_Aim_
Filter the listing below, copying every line in which the word "JSON" appears.

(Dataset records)
==*==
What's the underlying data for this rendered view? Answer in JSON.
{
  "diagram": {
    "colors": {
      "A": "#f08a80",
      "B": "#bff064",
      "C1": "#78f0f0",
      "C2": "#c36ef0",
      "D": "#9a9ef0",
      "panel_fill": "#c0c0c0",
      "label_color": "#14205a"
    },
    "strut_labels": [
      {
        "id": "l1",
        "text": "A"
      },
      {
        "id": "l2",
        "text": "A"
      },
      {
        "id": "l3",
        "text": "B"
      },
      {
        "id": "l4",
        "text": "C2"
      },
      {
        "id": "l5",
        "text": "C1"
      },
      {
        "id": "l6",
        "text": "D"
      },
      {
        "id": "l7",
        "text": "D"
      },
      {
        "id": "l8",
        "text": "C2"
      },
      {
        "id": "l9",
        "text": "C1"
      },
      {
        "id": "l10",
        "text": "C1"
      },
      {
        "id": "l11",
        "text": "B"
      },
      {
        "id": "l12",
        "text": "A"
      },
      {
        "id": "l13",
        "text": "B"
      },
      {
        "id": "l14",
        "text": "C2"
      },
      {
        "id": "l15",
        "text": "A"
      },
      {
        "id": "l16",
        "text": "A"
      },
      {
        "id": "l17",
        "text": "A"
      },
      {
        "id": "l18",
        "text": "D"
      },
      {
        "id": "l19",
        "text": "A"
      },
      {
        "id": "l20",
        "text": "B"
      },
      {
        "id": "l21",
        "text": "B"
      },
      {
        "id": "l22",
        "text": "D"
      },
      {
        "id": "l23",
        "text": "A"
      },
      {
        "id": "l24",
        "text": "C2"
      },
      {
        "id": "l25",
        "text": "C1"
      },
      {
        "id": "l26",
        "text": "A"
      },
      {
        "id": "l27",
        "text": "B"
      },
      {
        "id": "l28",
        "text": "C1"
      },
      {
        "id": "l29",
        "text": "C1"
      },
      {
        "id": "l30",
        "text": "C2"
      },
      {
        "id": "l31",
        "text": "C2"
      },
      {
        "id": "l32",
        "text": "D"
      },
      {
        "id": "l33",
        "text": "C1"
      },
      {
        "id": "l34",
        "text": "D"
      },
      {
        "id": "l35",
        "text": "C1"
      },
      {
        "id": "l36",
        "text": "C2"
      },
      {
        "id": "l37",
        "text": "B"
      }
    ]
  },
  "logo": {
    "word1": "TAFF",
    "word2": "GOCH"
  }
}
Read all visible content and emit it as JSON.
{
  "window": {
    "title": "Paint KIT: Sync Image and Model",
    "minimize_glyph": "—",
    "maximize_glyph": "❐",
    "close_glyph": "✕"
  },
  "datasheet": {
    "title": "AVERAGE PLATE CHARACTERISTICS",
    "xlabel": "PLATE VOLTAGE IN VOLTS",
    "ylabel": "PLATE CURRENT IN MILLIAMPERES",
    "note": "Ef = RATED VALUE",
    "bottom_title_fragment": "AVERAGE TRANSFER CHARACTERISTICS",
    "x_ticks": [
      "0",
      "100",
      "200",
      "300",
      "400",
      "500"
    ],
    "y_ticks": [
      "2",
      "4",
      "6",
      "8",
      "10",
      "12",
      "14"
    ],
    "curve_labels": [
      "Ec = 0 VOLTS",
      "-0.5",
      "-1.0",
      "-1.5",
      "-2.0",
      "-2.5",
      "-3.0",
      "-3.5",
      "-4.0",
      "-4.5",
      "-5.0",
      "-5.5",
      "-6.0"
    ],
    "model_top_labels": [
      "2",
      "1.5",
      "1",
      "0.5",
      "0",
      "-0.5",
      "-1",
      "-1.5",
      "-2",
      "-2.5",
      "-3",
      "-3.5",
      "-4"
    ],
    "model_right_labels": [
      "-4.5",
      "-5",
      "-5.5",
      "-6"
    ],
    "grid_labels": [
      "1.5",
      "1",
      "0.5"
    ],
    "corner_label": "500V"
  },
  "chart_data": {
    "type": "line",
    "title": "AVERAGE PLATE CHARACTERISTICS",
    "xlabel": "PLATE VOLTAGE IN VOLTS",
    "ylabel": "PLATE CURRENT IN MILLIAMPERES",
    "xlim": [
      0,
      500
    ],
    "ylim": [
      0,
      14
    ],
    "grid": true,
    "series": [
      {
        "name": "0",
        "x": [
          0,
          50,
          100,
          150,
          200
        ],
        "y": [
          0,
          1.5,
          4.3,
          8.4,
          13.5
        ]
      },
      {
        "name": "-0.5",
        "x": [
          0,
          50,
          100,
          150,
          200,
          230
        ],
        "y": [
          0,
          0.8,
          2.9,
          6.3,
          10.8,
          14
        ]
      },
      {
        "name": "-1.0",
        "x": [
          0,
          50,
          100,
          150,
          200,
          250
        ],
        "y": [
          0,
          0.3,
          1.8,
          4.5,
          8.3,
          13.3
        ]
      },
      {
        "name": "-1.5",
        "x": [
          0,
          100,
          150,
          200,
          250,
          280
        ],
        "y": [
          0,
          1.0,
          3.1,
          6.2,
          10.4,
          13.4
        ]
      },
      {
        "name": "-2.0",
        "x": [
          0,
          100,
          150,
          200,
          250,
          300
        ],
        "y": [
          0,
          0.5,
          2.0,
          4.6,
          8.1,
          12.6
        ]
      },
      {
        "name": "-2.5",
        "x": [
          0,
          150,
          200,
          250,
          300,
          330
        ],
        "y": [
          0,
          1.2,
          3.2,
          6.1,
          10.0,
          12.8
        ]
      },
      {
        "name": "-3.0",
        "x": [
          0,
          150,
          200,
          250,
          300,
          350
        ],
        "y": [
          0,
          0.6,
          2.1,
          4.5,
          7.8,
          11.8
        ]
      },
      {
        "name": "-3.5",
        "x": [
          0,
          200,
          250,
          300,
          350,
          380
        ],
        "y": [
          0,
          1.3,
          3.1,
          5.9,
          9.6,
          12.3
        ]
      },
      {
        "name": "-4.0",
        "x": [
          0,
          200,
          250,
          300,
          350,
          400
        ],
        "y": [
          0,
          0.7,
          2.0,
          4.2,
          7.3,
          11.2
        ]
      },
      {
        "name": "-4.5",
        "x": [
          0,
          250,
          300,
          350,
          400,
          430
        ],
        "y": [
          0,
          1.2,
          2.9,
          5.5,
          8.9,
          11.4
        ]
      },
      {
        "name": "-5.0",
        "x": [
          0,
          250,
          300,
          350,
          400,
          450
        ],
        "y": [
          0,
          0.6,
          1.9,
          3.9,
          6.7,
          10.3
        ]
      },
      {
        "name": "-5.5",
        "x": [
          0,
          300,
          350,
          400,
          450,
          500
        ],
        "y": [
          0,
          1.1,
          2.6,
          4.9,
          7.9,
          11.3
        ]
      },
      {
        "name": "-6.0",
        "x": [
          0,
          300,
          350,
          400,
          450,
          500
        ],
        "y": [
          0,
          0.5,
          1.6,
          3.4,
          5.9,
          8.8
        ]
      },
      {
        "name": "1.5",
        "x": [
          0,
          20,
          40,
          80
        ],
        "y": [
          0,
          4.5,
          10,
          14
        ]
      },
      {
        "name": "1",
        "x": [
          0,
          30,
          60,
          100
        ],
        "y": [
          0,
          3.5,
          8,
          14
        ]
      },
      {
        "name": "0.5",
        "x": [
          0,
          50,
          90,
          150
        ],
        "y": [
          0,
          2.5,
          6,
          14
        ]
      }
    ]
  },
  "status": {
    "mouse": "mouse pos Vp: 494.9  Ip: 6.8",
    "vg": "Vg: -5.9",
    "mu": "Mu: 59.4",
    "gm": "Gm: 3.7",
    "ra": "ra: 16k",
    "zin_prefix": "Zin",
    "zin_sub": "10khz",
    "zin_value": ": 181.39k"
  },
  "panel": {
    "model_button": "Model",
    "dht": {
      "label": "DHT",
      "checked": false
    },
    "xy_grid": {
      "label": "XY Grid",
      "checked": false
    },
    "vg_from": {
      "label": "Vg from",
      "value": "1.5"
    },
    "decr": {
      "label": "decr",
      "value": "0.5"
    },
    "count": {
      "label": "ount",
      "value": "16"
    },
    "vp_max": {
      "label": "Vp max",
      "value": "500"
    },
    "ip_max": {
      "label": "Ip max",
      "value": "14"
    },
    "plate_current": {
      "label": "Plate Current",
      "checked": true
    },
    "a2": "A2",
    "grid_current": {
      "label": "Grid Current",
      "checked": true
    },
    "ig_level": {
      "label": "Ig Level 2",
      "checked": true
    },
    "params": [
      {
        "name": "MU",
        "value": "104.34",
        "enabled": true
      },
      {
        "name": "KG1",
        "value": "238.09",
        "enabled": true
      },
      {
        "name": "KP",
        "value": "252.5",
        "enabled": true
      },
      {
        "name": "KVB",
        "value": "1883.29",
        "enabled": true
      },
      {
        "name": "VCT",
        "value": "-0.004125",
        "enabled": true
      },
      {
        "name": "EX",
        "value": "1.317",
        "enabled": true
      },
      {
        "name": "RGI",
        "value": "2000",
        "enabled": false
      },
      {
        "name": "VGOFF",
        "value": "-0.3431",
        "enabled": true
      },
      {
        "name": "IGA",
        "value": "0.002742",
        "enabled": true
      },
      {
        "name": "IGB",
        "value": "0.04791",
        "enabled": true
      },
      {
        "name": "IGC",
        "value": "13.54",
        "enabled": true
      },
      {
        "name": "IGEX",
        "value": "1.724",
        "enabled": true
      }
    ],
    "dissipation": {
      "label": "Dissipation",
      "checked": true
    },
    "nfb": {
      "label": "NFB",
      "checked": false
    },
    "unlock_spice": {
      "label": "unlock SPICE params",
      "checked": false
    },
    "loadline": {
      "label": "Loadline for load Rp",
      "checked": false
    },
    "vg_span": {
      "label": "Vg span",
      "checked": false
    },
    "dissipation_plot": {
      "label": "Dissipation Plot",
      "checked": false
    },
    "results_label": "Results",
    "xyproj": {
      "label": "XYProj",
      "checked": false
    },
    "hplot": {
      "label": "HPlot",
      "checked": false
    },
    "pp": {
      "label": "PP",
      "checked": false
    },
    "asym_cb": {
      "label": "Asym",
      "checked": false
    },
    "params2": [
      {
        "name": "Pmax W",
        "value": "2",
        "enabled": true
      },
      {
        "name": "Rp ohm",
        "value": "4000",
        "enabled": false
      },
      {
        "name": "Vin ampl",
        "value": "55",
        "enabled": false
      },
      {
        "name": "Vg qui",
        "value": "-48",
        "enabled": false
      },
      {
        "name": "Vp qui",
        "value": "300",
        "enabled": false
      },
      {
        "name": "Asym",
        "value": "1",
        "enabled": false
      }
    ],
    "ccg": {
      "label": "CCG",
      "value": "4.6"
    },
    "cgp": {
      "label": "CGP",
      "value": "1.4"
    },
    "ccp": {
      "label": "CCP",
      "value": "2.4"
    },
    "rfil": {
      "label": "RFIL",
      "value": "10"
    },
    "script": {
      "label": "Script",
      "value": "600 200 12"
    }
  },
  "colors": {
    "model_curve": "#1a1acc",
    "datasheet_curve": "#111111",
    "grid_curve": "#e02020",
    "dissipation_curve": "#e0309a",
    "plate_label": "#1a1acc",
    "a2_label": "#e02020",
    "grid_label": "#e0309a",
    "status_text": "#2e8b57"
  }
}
==*==
_Problem solution_
What's the underlying data for this rendered view? Answer in JSON.
Read all visible content and emit it as JSON.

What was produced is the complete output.